• _Task item_: Reproduce the part of the average inventory text between "Average inventory = (£10,000" and "records and statements.", inclusive.

• _Document extract_:
=== Begin Enclosure ===
Calculating average inventory is crucial in financial reporting, including preparing balance sheets and income statements. By knowing the average inventory value, businesses can accurately assess their current assets and the cost of goods sold.
Average inventory also assists in effective cost management. By understanding the average value of their inventory, businesses can make informed pricing decisions, identify trends in inventory costs, and optimise their inventory levels using this information.
The formula for calculating average inventory is:
Average inventory = (Opening inventory + Closing inventory) ÷ 2
Let's look at an example:
Your beginning inventory balance is £10,000, and your ending inventory balance is £15,000.
Average inventory = (£10,000 + £15,000) ÷ 2
Average inventory = £25,000 ÷ 2
Average inventory = £12,500
In this example, the average inventory value is £12,500. Use the same process to work out your business’s average inventory.
Calculating average inventory is simple, especially when using accounting software like QuickBooks. If you want to determine your average inventory manually, here are the steps you need:
Determine the inventory balance at the beginning of the period using your business records or financial statements.
Determine the inventory balance at the end of the period - again by looking at your records and statements.
Add the beginning and ending inventory balances together.
=== End Enclosure ===
• _Information given_:
=== Begin Enclosure ===
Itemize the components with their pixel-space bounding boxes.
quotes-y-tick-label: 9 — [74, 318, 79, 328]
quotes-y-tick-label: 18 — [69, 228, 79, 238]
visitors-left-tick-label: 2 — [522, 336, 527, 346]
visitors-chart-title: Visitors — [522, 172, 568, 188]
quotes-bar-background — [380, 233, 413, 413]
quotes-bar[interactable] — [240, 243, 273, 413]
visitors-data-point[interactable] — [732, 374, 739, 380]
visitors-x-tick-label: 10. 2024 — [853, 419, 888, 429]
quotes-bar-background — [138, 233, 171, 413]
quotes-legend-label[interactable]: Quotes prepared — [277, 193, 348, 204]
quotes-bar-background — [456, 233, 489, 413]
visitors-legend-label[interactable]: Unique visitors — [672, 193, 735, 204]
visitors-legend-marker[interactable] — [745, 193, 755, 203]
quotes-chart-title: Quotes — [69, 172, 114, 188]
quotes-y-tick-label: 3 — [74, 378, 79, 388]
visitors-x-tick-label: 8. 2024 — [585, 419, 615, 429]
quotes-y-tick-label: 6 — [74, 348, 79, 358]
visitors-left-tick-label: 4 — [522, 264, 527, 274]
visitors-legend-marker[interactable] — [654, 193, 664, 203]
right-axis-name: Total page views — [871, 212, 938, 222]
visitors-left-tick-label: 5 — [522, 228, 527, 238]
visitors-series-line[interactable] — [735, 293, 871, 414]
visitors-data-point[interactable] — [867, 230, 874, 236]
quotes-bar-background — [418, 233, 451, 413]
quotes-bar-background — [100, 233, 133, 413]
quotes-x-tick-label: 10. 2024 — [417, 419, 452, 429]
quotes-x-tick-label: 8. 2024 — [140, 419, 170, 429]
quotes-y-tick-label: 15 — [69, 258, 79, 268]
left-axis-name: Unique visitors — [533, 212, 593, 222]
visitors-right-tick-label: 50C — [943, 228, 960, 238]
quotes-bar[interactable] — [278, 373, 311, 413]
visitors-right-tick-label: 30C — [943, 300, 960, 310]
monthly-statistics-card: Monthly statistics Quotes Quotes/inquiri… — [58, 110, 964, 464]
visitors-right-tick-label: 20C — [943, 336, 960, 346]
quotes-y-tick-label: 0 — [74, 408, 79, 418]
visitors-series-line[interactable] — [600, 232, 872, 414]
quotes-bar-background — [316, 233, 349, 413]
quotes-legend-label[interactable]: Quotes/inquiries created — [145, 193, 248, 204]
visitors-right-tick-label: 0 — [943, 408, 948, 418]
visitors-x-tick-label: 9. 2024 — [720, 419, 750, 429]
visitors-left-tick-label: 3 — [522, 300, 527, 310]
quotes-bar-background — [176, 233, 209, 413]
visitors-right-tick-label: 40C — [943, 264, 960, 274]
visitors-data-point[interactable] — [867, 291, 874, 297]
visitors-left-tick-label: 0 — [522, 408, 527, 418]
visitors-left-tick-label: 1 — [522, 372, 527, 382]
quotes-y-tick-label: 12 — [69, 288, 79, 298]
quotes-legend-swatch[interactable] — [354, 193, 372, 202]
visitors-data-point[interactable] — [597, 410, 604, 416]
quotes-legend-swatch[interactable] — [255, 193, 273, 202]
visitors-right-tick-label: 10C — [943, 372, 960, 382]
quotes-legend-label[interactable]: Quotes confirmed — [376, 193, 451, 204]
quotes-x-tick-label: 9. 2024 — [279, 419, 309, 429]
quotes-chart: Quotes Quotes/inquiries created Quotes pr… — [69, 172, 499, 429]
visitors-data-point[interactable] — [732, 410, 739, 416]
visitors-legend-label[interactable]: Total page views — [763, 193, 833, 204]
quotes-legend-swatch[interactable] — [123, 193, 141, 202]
=== End Enclosure ===
• _Response_:
Average inventory = (£10,000 + £15,000) ÷ 2
Average inventory = £25,000 ÷ 2
Average inventory = £12,500
In this example, the average inventory value is £12,500. Use the same process to work out your business’s average inventory.
Calculating average inventory is simple, especially when using accounting software like QuickBooks. If you want to determine your average inventory manually, here are the steps you need:
Determine the inventory balance at the beginning of the period using your business records or financial statements.
Determine the inventory balance at the end of the period - again by looking at your records and statements.